## [Work to complete]
Print the records below exactly as they appear.

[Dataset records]

>> Begin

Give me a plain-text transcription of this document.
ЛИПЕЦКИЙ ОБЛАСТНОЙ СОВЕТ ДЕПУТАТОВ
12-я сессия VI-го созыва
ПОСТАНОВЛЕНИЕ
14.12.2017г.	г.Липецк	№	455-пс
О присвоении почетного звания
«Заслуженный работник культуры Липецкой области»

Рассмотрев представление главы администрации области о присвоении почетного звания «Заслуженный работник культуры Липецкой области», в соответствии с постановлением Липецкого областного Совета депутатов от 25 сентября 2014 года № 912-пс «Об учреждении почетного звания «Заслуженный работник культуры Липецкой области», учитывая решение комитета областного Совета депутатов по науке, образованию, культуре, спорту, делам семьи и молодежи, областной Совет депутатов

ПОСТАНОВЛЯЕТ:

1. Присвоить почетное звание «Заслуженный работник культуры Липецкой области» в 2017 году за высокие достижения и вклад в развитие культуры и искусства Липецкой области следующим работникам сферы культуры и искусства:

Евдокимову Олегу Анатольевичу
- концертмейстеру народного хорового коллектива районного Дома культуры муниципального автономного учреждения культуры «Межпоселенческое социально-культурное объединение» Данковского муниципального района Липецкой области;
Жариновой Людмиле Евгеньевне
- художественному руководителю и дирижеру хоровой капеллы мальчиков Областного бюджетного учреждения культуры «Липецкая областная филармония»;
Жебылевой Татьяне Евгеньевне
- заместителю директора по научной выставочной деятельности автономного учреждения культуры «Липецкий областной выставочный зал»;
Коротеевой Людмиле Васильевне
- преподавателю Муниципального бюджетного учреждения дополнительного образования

>> End

## [Worked answer]
Give me a plain-text transcription of this document.
ЛИПЕЦКИЙ ОБЛАСТНОЙ СОВЕТ ДЕПУТАТОВ
12-я сессия VI-го созыва
ПОСТАНОВЛЕНИЕ
14.12.2017г.	г.Липецк	№	455-пс
О присвоении почетного звания
«Заслуженный работник культуры Липецкой области»

Рассмотрев представление главы администрации области о присвоении почетного звания «Заслуженный работник культуры Липецкой области», в соответствии с постановлением Липецкого областного Совета депутатов от 25 сентября 2014 года № 912-пс «Об учреждении почетного звания «Заслуженный работник культуры Липецкой области», учитывая решение комитета областного Совета депутатов по науке, образованию, культуре, спорту, делам семьи и молодежи, областной Совет депутатов

ПОСТАНОВЛЯЕТ:

1. Присвоить почетное звание «Заслуженный работник культуры Липецкой области» в 2017 году за высокие достижения и вклад в развитие культуры и искусства Липецкой области следующим работникам сферы культуры и искусства:

Евдокимову Олегу Анатольевичу
- концертмейстеру народного хорового коллектива районного Дома культуры муниципального автономного учреждения культуры «Межпоселенческое социально-культурное объединение» Данковского муниципального района Липецкой области;
Жариновой Людмиле Евгеньевне
- художественному руководителю и дирижеру хоровой капеллы мальчиков Областного бюджетного учреждения культуры «Липецкая областная филармония»;
Жебылевой Татьяне Евгеньевне
- заместителю директора по научной выставочной деятельности автономного учреждения культуры «Липецкий областной выставочный зал»;
Коротеевой Людмиле Васильевне
- преподавателю Муниципального бюджетного учреждения дополнительного образования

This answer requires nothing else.